__TASK DIRECTIONS__. Copy the full set of lines exactly as given.

-- START SUPPLIED DATA --

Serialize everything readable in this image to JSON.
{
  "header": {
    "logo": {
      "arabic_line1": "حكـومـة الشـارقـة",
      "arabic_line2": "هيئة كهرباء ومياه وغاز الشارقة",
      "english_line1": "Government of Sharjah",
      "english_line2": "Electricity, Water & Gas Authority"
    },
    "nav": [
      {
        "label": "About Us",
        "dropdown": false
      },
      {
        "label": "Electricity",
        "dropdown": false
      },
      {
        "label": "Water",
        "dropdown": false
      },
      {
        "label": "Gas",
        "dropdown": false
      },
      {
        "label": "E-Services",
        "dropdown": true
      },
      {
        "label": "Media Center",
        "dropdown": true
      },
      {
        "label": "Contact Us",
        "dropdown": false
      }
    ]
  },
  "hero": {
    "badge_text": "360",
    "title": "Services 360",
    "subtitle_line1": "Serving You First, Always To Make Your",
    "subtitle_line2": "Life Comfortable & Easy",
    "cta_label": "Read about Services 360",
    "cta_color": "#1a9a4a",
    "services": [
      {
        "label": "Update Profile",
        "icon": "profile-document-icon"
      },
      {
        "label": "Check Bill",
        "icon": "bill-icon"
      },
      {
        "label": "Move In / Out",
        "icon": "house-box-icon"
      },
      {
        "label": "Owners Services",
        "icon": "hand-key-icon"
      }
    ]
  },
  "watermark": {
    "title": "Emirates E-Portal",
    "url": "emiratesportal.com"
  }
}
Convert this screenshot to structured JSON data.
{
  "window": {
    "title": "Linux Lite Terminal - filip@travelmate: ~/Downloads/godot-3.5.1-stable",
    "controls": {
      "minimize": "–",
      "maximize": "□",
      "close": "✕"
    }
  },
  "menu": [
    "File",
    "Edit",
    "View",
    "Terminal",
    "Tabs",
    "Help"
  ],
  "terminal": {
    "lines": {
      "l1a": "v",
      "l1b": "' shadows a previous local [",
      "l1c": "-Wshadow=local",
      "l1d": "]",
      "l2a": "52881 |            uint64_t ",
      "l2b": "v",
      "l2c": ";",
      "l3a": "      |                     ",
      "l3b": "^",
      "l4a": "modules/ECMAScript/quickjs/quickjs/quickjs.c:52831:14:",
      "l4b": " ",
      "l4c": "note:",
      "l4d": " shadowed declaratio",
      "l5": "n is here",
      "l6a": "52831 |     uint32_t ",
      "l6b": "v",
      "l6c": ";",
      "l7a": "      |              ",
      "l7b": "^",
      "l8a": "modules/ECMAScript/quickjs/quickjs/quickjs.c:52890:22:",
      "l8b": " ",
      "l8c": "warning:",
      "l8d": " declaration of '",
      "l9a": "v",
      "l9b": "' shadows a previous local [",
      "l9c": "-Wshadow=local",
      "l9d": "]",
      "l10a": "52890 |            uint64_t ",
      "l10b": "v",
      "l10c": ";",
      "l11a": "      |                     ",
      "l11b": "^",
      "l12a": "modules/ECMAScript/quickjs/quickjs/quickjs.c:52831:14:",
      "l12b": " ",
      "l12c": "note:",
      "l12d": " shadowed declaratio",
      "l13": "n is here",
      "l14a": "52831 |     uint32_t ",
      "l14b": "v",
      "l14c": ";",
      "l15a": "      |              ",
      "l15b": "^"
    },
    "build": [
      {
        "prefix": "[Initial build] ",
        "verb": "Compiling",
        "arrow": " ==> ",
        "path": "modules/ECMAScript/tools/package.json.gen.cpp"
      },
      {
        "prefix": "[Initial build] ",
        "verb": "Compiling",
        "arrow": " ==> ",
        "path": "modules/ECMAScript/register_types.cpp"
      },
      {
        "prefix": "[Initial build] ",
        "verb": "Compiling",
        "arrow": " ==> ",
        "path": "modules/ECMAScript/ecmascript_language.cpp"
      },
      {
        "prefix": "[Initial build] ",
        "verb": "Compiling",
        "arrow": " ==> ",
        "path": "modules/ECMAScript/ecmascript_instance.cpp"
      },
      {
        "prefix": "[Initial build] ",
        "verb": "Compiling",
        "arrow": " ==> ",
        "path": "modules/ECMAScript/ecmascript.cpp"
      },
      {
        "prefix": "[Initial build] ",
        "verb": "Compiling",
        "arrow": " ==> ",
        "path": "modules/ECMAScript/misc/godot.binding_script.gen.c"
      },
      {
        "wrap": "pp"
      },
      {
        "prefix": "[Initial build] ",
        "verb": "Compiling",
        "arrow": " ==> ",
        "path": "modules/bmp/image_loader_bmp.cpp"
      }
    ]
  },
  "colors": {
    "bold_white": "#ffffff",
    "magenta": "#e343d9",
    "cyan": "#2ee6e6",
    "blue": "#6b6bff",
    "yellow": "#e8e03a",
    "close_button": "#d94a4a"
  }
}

-- END SUPPLIED DATA --

__CORRECT OUTPUT__.
Serialize everything readable in this image to JSON.
{
  "header": {
    "logo": {
      "arabic_line1": "حكـومـة الشـارقـة",
      "arabic_line2": "هيئة كهرباء ومياه وغاز الشارقة",
      "english_line1": "Government of Sharjah",
      "english_line2": "Electricity, Water & Gas Authority"
    },
    "nav": [
      {
        "label": "About Us",
        "dropdown": false
      },
      {
        "label": "Electricity",
        "dropdown": false
      },
      {
        "label": "Water",
        "dropdown": false
      },
      {
        "label": "Gas",
        "dropdown": false
      },
      {
        "label": "E-Services",
        "dropdown": true
      },
      {
        "label": "Media Center",
        "dropdown": true
      },
      {
        "label": "Contact Us",
        "dropdown": false
      }
    ]
  },
  "hero": {
    "badge_text": "360",
    "title": "Services 360",
    "subtitle_line1": "Serving You First, Always To Make Your",
    "subtitle_line2": "Life Comfortable & Easy",
    "cta_label": "Read about Services 360",
    "cta_color": "#1a9a4a",
    "services": [
      {
        "label": "Update Profile",
        "icon": "profile-document-icon"
      },
      {
        "label": "Check Bill",
        "icon": "bill-icon"
      },
      {
        "label": "Move In / Out",
        "icon": "house-box-icon"
      },
      {
        "label": "Owners Services",
        "icon": "hand-key-icon"
      }
    ]
  },
  "watermark": {
    "title": "Emirates E-Portal",
    "url": "emiratesportal.com"
  }
}
Convert this screenshot to structured JSON data.
{
  "window": {
    "title": "Linux Lite Terminal - filip@travelmate: ~/Downloads/godot-3.5.1-stable",
    "controls": {
      "minimize": "–",
      "maximize": "□",
      "close": "✕"
    }
  },
  "menu": [
    "File",
    "Edit",
    "View",
    "Terminal",
    "Tabs",
    "Help"
  ],
  "terminal": {
    "lines": {
      "l1a": "v",
      "l1b": "' shadows a previous local [",
      "l1c": "-Wshadow=local",
      "l1d": "]",
      "l2a": "52881 |            uint64_t ",
      "l2b": "v",
      "l2c": ";",
      "l3a": "      |                     ",
      "l3b": "^",
      "l4a": "modules/ECMAScript/quickjs/quickjs/quickjs.c:52831:14:",
      "l4b": " ",
      "l4c": "note:",
      "l4d": " shadowed declaratio",
      "l5": "n is here",
      "l6a": "52831 |     uint32_t ",
      "l6b": "v",
      "l6c": ";",
      "l7a": "      |              ",
      "l7b": "^",
      "l8a": "modules/ECMAScript/quickjs/quickjs/quickjs.c:52890:22:",
      "l8b": " ",
      "l8c": "warning:",
      "l8d": " declaration of '",
      "l9a": "v",
      "l9b": "' shadows a previous local [",
      "l9c": "-Wshadow=local",
      "l9d": "]",
      "l10a": "52890 |            uint64_t ",
      "l10b": "v",
      "l10c": ";",
      "l11a": "      |                     ",
      "l11b": "^",
      "l12a": "modules/ECMAScript/quickjs/quickjs/quickjs.c:52831:14:",
      "l12b": " ",
      "l12c": "note:",
      "l12d": " shadowed declaratio",
      "l13": "n is here",
      "l14a": "52831 |     uint32_t ",
      "l14b": "v",
      "l14c": ";",
      "l15a": "      |              ",
      "l15b": "^"
    },
    "build": [
      {
        "prefix": "[Initial build] ",
        "verb": "Compiling",
        "arrow": " ==> ",
        "path": "modules/ECMAScript/tools/package.json.gen.cpp"
      },
      {
        "prefix": "[Initial build] ",
        "verb": "Compiling",
        "arrow": " ==> ",
        "path": "modules/ECMAScript/register_types.cpp"
      },
      {
        "prefix": "[Initial build] ",
        "verb": "Compiling",
        "arrow": " ==> ",
        "path": "modules/ECMAScript/ecmascript_language.cpp"
      },
      {
        "prefix": "[Initial build] ",
        "verb": "Compiling",
        "arrow": " ==> ",
        "path": "modules/ECMAScript/ecmascript_instance.cpp"
      },
      {
        "prefix": "[Initial build] ",
        "verb": "Compiling",
        "arrow": " ==> ",
        "path": "modules/ECMAScript/ecmascript.cpp"
      },
      {
        "prefix": "[Initial build] ",
        "verb": "Compiling",
        "arrow": " ==> ",
        "path": "modules/ECMAScript/misc/godot.binding_script.gen.c"
      },
      {
        "wrap": "pp"
      },
      {
        "prefix": "[Initial build] ",
        "verb": "Compiling",
        "arrow": " ==> ",
        "path": "modules/bmp/image_loader_bmp.cpp"
      }
    ]
  },
  "colors": {
    "bold_white": "#ffffff",
    "magenta": "#e343d9",
    "cyan": "#2ee6e6",
    "blue": "#6b6bff",
    "yellow": "#e8e03a",
    "close_button": "#d94a4a"
  }
}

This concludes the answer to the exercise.